▶ [Task input]

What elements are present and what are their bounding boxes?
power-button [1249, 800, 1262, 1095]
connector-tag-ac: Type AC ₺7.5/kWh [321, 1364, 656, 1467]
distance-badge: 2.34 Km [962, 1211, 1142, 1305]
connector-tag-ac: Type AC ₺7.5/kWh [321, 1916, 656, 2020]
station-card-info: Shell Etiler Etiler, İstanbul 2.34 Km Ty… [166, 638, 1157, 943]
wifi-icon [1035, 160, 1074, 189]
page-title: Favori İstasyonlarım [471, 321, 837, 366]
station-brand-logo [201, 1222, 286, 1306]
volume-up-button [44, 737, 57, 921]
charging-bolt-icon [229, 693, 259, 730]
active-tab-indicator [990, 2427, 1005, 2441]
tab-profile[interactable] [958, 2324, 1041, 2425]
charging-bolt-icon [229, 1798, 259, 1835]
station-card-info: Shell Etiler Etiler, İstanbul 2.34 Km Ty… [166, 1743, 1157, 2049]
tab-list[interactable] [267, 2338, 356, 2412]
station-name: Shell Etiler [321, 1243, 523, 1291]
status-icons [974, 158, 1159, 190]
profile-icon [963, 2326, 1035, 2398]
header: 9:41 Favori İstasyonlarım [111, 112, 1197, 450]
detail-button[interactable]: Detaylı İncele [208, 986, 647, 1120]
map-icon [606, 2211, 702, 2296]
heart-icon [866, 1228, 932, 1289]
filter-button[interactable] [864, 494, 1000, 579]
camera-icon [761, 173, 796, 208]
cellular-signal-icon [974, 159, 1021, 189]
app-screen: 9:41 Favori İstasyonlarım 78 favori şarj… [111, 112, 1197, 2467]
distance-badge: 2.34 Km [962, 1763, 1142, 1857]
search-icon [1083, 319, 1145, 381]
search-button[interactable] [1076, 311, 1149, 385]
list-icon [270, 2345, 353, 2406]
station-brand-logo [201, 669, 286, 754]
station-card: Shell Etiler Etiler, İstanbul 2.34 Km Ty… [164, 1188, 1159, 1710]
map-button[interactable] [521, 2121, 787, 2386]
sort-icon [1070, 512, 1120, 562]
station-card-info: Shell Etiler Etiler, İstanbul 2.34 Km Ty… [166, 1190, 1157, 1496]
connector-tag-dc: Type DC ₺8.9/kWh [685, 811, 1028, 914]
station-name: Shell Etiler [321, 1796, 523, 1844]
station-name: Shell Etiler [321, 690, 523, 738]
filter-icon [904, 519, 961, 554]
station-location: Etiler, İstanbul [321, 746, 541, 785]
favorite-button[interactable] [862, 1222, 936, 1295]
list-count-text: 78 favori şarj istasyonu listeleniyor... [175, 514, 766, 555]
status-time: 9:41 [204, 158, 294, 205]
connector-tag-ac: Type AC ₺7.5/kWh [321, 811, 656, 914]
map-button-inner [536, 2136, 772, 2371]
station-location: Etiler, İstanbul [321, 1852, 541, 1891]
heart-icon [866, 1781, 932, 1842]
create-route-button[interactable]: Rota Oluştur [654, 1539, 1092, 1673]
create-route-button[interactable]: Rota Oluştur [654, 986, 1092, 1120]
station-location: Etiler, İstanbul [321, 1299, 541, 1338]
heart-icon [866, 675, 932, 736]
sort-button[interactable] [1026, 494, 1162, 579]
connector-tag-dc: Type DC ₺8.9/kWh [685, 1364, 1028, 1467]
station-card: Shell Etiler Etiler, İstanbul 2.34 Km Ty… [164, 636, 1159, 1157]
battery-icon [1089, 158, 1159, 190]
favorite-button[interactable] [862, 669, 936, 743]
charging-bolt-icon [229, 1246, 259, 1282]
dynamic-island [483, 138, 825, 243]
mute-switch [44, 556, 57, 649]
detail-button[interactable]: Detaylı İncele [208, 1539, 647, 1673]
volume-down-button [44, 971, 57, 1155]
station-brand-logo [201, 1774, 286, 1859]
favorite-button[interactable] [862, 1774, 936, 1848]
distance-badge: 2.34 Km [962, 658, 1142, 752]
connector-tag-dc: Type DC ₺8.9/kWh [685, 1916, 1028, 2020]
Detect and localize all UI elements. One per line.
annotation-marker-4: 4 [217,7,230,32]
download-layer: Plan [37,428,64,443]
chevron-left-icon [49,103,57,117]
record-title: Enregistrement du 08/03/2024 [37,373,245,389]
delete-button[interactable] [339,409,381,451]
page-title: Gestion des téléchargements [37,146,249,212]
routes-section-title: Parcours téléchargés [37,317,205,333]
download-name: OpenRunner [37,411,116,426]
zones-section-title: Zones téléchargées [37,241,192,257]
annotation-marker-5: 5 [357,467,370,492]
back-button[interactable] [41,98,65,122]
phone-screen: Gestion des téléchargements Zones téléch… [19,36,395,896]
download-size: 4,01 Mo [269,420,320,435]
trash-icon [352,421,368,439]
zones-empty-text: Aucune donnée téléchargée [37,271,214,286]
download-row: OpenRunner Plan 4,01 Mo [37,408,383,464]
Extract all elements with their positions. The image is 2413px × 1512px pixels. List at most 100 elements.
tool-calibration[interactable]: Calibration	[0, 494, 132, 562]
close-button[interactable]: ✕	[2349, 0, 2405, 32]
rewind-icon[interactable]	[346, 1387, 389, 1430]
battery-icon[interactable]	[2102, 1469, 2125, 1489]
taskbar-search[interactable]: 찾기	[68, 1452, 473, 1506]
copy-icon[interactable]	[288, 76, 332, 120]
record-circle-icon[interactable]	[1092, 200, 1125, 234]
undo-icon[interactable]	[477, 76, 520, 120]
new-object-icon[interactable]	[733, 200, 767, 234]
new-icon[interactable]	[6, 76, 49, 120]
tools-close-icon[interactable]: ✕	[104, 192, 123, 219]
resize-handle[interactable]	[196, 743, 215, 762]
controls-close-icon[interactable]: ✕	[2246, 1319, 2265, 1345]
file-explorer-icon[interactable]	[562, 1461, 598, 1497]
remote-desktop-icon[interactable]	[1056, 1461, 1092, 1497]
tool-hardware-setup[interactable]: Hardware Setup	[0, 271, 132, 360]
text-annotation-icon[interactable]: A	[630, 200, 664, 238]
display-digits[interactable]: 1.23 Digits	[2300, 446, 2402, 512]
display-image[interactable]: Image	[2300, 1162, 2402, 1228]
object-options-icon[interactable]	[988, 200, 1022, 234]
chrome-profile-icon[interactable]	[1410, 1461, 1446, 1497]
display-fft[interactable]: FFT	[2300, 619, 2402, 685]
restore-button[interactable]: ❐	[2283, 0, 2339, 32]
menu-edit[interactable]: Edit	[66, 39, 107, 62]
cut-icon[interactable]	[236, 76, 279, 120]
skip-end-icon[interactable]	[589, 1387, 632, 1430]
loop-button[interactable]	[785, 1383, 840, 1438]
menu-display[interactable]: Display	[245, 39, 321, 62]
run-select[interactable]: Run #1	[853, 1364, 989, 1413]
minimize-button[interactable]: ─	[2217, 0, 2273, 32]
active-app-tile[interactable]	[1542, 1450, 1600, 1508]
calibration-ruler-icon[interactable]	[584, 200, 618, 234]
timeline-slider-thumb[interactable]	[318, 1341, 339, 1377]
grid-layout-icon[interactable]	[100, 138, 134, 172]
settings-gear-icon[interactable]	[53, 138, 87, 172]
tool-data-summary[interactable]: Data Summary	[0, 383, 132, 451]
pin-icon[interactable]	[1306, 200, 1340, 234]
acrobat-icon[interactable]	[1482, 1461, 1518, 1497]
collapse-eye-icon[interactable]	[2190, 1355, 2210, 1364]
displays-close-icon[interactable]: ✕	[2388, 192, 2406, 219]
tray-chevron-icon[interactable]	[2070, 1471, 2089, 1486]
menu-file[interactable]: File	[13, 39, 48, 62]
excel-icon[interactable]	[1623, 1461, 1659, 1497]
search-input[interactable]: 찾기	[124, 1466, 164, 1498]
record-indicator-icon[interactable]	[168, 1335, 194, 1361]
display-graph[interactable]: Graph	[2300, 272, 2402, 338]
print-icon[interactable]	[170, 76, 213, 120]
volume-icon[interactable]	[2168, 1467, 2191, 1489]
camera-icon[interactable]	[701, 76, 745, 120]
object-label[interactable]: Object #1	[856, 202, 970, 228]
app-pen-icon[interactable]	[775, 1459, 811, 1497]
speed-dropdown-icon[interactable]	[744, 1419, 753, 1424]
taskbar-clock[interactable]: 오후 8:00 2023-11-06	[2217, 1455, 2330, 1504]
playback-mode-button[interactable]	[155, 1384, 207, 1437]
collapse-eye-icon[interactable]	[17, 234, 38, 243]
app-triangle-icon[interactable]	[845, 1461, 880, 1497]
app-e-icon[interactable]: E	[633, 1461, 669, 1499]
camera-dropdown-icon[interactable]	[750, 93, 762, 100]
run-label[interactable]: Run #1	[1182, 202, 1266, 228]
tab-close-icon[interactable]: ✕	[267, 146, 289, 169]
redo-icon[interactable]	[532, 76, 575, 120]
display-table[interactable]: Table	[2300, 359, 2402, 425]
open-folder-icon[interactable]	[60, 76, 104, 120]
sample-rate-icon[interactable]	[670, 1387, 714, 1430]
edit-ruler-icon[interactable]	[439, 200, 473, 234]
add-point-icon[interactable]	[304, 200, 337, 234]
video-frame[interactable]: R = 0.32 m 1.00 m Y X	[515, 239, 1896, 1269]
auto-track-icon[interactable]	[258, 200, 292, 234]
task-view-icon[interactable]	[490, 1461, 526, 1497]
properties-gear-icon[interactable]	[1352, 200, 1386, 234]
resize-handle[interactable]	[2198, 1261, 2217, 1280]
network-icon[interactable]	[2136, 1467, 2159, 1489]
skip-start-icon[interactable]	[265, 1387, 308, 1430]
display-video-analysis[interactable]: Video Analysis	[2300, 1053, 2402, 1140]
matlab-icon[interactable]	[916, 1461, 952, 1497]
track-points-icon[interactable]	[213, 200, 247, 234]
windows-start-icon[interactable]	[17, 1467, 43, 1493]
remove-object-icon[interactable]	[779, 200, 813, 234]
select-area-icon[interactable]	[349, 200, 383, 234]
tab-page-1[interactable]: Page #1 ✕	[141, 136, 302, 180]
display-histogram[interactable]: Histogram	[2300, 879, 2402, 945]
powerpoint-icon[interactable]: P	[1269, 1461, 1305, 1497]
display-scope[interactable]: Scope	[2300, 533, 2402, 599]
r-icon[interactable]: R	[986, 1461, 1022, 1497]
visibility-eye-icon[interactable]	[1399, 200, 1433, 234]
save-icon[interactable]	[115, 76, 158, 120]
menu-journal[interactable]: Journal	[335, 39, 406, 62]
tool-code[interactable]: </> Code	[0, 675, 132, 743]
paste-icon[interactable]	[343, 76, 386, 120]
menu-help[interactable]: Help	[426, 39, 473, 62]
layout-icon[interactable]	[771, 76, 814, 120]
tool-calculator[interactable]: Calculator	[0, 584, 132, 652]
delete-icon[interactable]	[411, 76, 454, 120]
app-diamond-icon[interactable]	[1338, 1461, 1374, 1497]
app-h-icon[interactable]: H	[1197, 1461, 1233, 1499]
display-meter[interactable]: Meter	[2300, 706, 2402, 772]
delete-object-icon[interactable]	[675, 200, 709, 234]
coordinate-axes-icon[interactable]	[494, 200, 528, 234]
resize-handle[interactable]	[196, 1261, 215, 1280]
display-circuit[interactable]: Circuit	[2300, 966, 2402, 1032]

▶ [Written task] Change "distance-badge" to "distance-label" in the listing lines from the start of the listing through the line with "connector-tag-ac: Type AC ₺7.5/kWh [321, 1916, 656, 2020]", and give back only those lines with nothing else altered.

▶ [Written reply]
What elements are present and what are their bounding boxes?
power-button [1249, 800, 1262, 1095]
connector-tag-ac: Type AC ₺7.5/kWh [321, 1364, 656, 1467]
distance-label: 2.34 Km [962, 1211, 1142, 1305]
connector-tag-ac: Type AC ₺7.5/kWh [321, 1916, 656, 2020]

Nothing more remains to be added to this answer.